◆ **EXERCISE BRIEF**
In the listing below, find every line with the string "USDT" and pull it out.

◆ **DATASET**
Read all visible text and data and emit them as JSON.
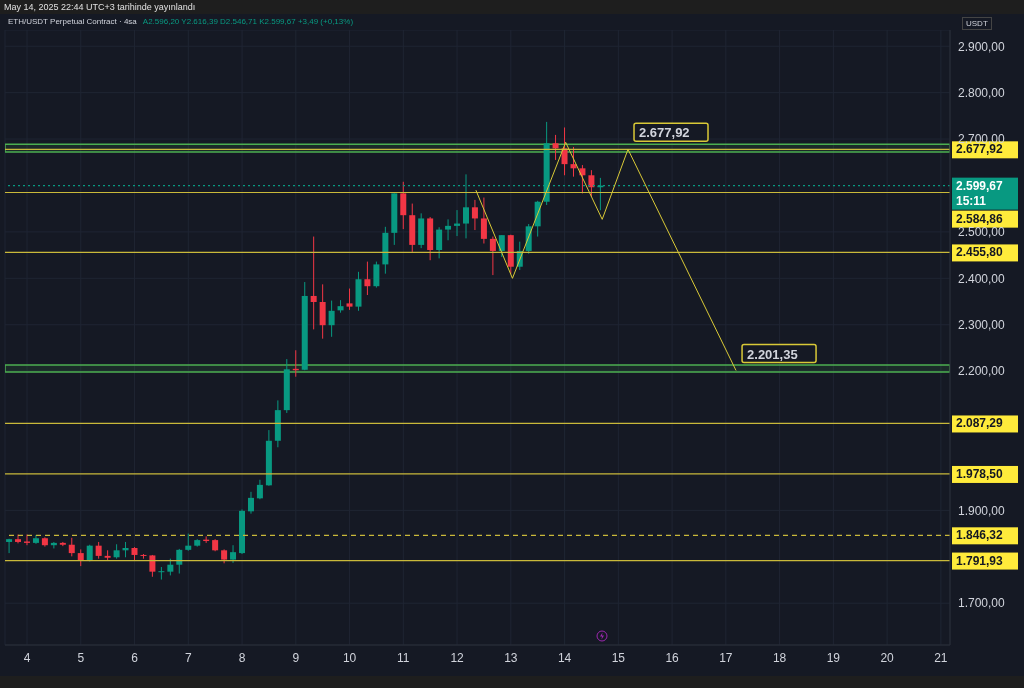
{
  "chart_data": {
    "type": "candlestick",
    "title": "ETH/USDT Perpetual Contract · 4sa",
    "subtitle": "A2.596,20 Y2.616,39 D2.546,71 K2.599,67 +3,49 (+0,13%)",
    "ylabel": "USDT",
    "x": [
      3.667,
      3.833,
      4,
      4.167,
      4.333,
      4.5,
      4.667,
      4.833,
      5,
      5.167,
      5.333,
      5.5,
      5.667,
      5.833,
      6,
      6.167,
      6.333,
      6.5,
      6.667,
      6.833,
      7,
      7.167,
      7.333,
      7.5,
      7.667,
      7.833,
      8,
      8.167,
      8.333,
      8.5,
      8.667,
      8.833,
      9,
      9.167,
      9.333,
      9.5,
      9.667,
      9.833,
      10,
      10.167,
      10.333,
      10.5,
      10.667,
      10.833,
      11,
      11.167,
      11.333,
      11.5,
      11.667,
      11.833,
      12,
      12.167,
      12.333,
      12.5,
      12.667,
      12.833,
      13,
      13.167,
      13.333,
      13.5,
      13.667,
      13.833,
      14,
      14.167,
      14.333,
      14.5,
      14.667
    ],
    "ohlc": [
      [
        1832,
        1839,
        1808,
        1838
      ],
      [
        1838,
        1848,
        1829,
        1832
      ],
      [
        1833,
        1848,
        1825,
        1830
      ],
      [
        1830,
        1847,
        1828,
        1840
      ],
      [
        1840,
        1842,
        1822,
        1825
      ],
      [
        1825,
        1832,
        1818,
        1830
      ],
      [
        1830,
        1832,
        1823,
        1826
      ],
      [
        1826,
        1841,
        1801,
        1808
      ],
      [
        1808,
        1816,
        1780,
        1792
      ],
      [
        1792,
        1826,
        1790,
        1824
      ],
      [
        1824,
        1832,
        1796,
        1802
      ],
      [
        1802,
        1814,
        1793,
        1798
      ],
      [
        1799,
        1827,
        1796,
        1814
      ],
      [
        1814,
        1832,
        1799,
        1819
      ],
      [
        1819,
        1821,
        1791,
        1804
      ],
      [
        1804,
        1806,
        1796,
        1802
      ],
      [
        1803,
        1804,
        1757,
        1768
      ],
      [
        1767,
        1778,
        1751,
        1769
      ],
      [
        1768,
        1796,
        1760,
        1783
      ],
      [
        1783,
        1817,
        1764,
        1815
      ],
      [
        1815,
        1850,
        1813,
        1824
      ],
      [
        1824,
        1838,
        1822,
        1836
      ],
      [
        1837,
        1844,
        1830,
        1834
      ],
      [
        1836,
        1838,
        1812,
        1814
      ],
      [
        1814,
        1816,
        1786,
        1794
      ],
      [
        1794,
        1825,
        1787,
        1810
      ],
      [
        1808,
        1902,
        1806,
        1899
      ],
      [
        1898,
        1940,
        1893,
        1927
      ],
      [
        1926,
        1966,
        1924,
        1955
      ],
      [
        1954,
        2073,
        1953,
        2050
      ],
      [
        2050,
        2137,
        2036,
        2116
      ],
      [
        2116,
        2226,
        2110,
        2204
      ],
      [
        2205,
        2245,
        2188,
        2202
      ],
      [
        2203,
        2392,
        2202,
        2362
      ],
      [
        2362,
        2490,
        2290,
        2349
      ],
      [
        2349,
        2387,
        2270,
        2299
      ],
      [
        2299,
        2352,
        2274,
        2330
      ],
      [
        2331,
        2353,
        2326,
        2340
      ],
      [
        2346,
        2378,
        2332,
        2339
      ],
      [
        2339,
        2414,
        2330,
        2398
      ],
      [
        2398,
        2436,
        2364,
        2383
      ],
      [
        2383,
        2436,
        2380,
        2430
      ],
      [
        2430,
        2511,
        2410,
        2498
      ],
      [
        2498,
        2583,
        2472,
        2583
      ],
      [
        2583,
        2608,
        2506,
        2536
      ],
      [
        2536,
        2561,
        2457,
        2472
      ],
      [
        2472,
        2540,
        2465,
        2529
      ],
      [
        2529,
        2532,
        2439,
        2461
      ],
      [
        2461,
        2510,
        2443,
        2505
      ],
      [
        2505,
        2527,
        2482,
        2513
      ],
      [
        2513,
        2547,
        2491,
        2518
      ],
      [
        2518,
        2624,
        2486,
        2553
      ],
      [
        2553,
        2569,
        2504,
        2529
      ],
      [
        2529,
        2574,
        2475,
        2485
      ],
      [
        2485,
        2490,
        2407,
        2459
      ],
      [
        2459,
        2493,
        2446,
        2493
      ],
      [
        2493,
        2494,
        2410,
        2425
      ],
      [
        2425,
        2479,
        2418,
        2459
      ],
      [
        2459,
        2517,
        2453,
        2512
      ],
      [
        2512,
        2567,
        2490,
        2565
      ],
      [
        2565,
        2737,
        2558,
        2691
      ],
      [
        2691,
        2709,
        2655,
        2680
      ],
      [
        2680,
        2725,
        2622,
        2646
      ],
      [
        2646,
        2683,
        2619,
        2637
      ],
      [
        2637,
        2644,
        2583,
        2622
      ],
      [
        2622,
        2633,
        2576,
        2596.2
      ],
      [
        2596.2,
        2616.39,
        2546.71,
        2599.67
      ]
    ],
    "series": [
      {
        "type": "line",
        "color": "#d9c937",
        "x": [
          12.35,
          13.03,
          14.02,
          14.7,
          15.18,
          17.19
        ],
        "values": [
          2590,
          2400,
          2693,
          2527,
          2677.92,
          2201.35
        ]
      }
    ],
    "xlim": [
      3.59,
      21.17
    ],
    "xticks": [
      4,
      5,
      6,
      7,
      8,
      9,
      10,
      11,
      12,
      13,
      14,
      15,
      16,
      17,
      18,
      19,
      20,
      21
    ],
    "ylim": [
      1610,
      2935
    ],
    "yticks": [
      {
        "value": 1700,
        "label": "1.700,00"
      },
      {
        "value": 1900,
        "label": "1.900,00"
      },
      {
        "value": 2200,
        "label": "2.200,00"
      },
      {
        "value": 2300,
        "label": "2.300,00"
      },
      {
        "value": 2400,
        "label": "2.400,00"
      },
      {
        "value": 2500,
        "label": "2.500,00"
      },
      {
        "value": 2700,
        "label": "2.700,00"
      },
      {
        "value": 2800,
        "label": "2.800,00"
      },
      {
        "value": 2900,
        "label": "2.900,00"
      }
    ],
    "grid": true,
    "marker": "none",
    "ref_lines": [
      {
        "axis": "y",
        "value": 2677.92,
        "label": "2.677,92",
        "color": "#c9b93a",
        "line_style": "solid"
      },
      {
        "axis": "y",
        "value": 2599.67,
        "label": "2.599,67\n15:11",
        "color": "#089981",
        "line_style": "dotted"
      },
      {
        "axis": "y",
        "value": 2584.86,
        "label": "2.584,86",
        "color": "#c9b93a",
        "line_style": "solid"
      },
      {
        "axis": "y",
        "value": 2455.8,
        "label": "2.455,80",
        "color": "#c9b93a",
        "line_style": "solid"
      },
      {
        "axis": "y",
        "value": 2087.29,
        "label": "2.087,29",
        "color": "#c9b93a",
        "line_style": "solid"
      },
      {
        "axis": "y",
        "value": 1978.5,
        "label": "1.978,50",
        "color": "#c9b93a",
        "line_style": "solid"
      },
      {
        "axis": "y",
        "value": 1846.32,
        "label": "1.846,32",
        "color": "#c9b93a",
        "line_style": "dashed"
      },
      {
        "axis": "y",
        "value": 1791.93,
        "label": "1.791,93",
        "color": "#c9b93a",
        "line_style": "solid"
      }
    ],
    "bands": [
      {
        "axis": "y",
        "from": 2672,
        "to": 2689,
        "color": "#4caf50"
      },
      {
        "axis": "y",
        "from": 2198,
        "to": 2213,
        "color": "#4caf50"
      }
    ],
    "annotations": [
      "May 14, 2025 22:44 UTC+3 tarihinde yayınlandı",
      {
        "text": "2.677,92",
        "x": 15.18,
        "y": 2677.92
      },
      {
        "text": "2.201,35",
        "x": 17.19,
        "y": 2201.35
      }
    ]
  }
}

◆ **THE COMPLETED TASK**
    "title": "ETH/USDT Perpetual Contract · 4sa",
    "ylabel": "USDT",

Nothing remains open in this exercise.